• _Stated goal_: Each line that follows should be printed again exactly as it stands.

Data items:

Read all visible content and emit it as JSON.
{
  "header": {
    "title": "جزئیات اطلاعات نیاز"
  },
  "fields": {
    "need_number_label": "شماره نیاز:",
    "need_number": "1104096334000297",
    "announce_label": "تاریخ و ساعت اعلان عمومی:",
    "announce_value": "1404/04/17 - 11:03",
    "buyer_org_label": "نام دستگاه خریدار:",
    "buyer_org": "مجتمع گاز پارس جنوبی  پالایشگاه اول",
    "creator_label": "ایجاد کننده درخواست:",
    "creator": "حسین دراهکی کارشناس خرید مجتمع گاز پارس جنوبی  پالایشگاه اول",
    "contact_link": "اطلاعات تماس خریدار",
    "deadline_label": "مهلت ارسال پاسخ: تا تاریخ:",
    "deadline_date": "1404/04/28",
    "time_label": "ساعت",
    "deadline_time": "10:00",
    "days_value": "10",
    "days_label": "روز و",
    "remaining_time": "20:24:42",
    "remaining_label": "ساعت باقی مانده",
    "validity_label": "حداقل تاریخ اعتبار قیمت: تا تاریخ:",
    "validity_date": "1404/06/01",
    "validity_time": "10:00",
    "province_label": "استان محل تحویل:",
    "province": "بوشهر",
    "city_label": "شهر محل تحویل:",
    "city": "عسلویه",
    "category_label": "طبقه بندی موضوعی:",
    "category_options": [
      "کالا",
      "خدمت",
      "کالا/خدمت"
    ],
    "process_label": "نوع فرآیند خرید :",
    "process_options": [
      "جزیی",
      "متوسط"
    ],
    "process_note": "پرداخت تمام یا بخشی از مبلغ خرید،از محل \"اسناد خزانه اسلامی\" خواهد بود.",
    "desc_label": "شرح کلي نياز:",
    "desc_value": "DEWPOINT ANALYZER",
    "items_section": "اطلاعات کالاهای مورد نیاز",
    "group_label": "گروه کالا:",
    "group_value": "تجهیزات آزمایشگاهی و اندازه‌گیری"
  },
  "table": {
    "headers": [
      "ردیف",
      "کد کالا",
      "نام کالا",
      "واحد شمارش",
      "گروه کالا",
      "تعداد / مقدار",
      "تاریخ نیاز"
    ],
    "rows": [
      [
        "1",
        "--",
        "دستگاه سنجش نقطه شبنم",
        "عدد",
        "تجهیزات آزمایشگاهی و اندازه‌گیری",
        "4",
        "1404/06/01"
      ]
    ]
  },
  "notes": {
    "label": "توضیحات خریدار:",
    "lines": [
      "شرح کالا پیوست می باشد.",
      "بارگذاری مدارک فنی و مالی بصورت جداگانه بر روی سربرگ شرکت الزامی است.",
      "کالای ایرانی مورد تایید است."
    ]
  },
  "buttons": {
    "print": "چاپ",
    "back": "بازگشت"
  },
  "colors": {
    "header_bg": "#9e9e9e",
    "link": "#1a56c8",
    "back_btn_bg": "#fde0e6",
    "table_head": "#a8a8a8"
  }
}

• _Task response_:
Read all visible content and emit it as JSON.
{
  "header": {
    "title": "جزئیات اطلاعات نیاز"
  },
  "fields": {
    "need_number_label": "شماره نیاز:",
    "need_number": "1104096334000297",
    "announce_label": "تاریخ و ساعت اعلان عمومی:",
    "announce_value": "1404/04/17 - 11:03",
    "buyer_org_label": "نام دستگاه خریدار:",
    "buyer_org": "مجتمع گاز پارس جنوبی  پالایشگاه اول",
    "creator_label": "ایجاد کننده درخواست:",
    "creator": "حسین دراهکی کارشناس خرید مجتمع گاز پارس جنوبی  پالایشگاه اول",
    "contact_link": "اطلاعات تماس خریدار",
    "deadline_label": "مهلت ارسال پاسخ: تا تاریخ:",
    "deadline_date": "1404/04/28",
    "time_label": "ساعت",
    "deadline_time": "10:00",
    "days_value": "10",
    "days_label": "روز و",
    "remaining_time": "20:24:42",
    "remaining_label": "ساعت باقی مانده",
    "validity_label": "حداقل تاریخ اعتبار قیمت: تا تاریخ:",
    "validity_date": "1404/06/01",
    "validity_time": "10:00",
    "province_label": "استان محل تحویل:",
    "province": "بوشهر",
    "city_label": "شهر محل تحویل:",
    "city": "عسلویه",
    "category_label": "طبقه بندی موضوعی:",
    "category_options": [
      "کالا",
      "خدمت",
      "کالا/خدمت"
    ],
    "process_label": "نوع فرآیند خرید :",
    "process_options": [
      "جزیی",
      "متوسط"
    ],
    "process_note": "پرداخت تمام یا بخشی از مبلغ خرید،از محل \"اسناد خزانه اسلامی\" خواهد بود.",
    "desc_label": "شرح کلي نياز:",
    "desc_value": "DEWPOINT ANALYZER",
    "items_section": "اطلاعات کالاهای مورد نیاز",
    "group_label": "گروه کالا:",
    "group_value": "تجهیزات آزمایشگاهی و اندازه‌گیری"
  },
  "table": {
    "headers": [
      "ردیف",
      "کد کالا",
      "نام کالا",
      "واحد شمارش",
      "گروه کالا",
      "تعداد / مقدار",
      "تاریخ نیاز"
    ],
    "rows": [
      [
        "1",
        "--",
        "دستگاه سنجش نقطه شبنم",
        "عدد",
        "تجهیزات آزمایشگاهی و اندازه‌گیری",
        "4",
        "1404/06/01"
      ]
    ]
  },
  "notes": {
    "label": "توضیحات خریدار:",
    "lines": [
      "شرح کالا پیوست می باشد.",
      "بارگذاری مدارک فنی و مالی بصورت جداگانه بر روی سربرگ شرکت الزامی است.",
      "کالای ایرانی مورد تایید است."
    ]
  },
  "buttons": {
    "print": "چاپ",
    "back": "بازگشت"
  },
  "colors": {
    "header_bg": "#9e9e9e",
    "link": "#1a56c8",
    "back_btn_bg": "#fde0e6",
    "table_head": "#a8a8a8"
  }
}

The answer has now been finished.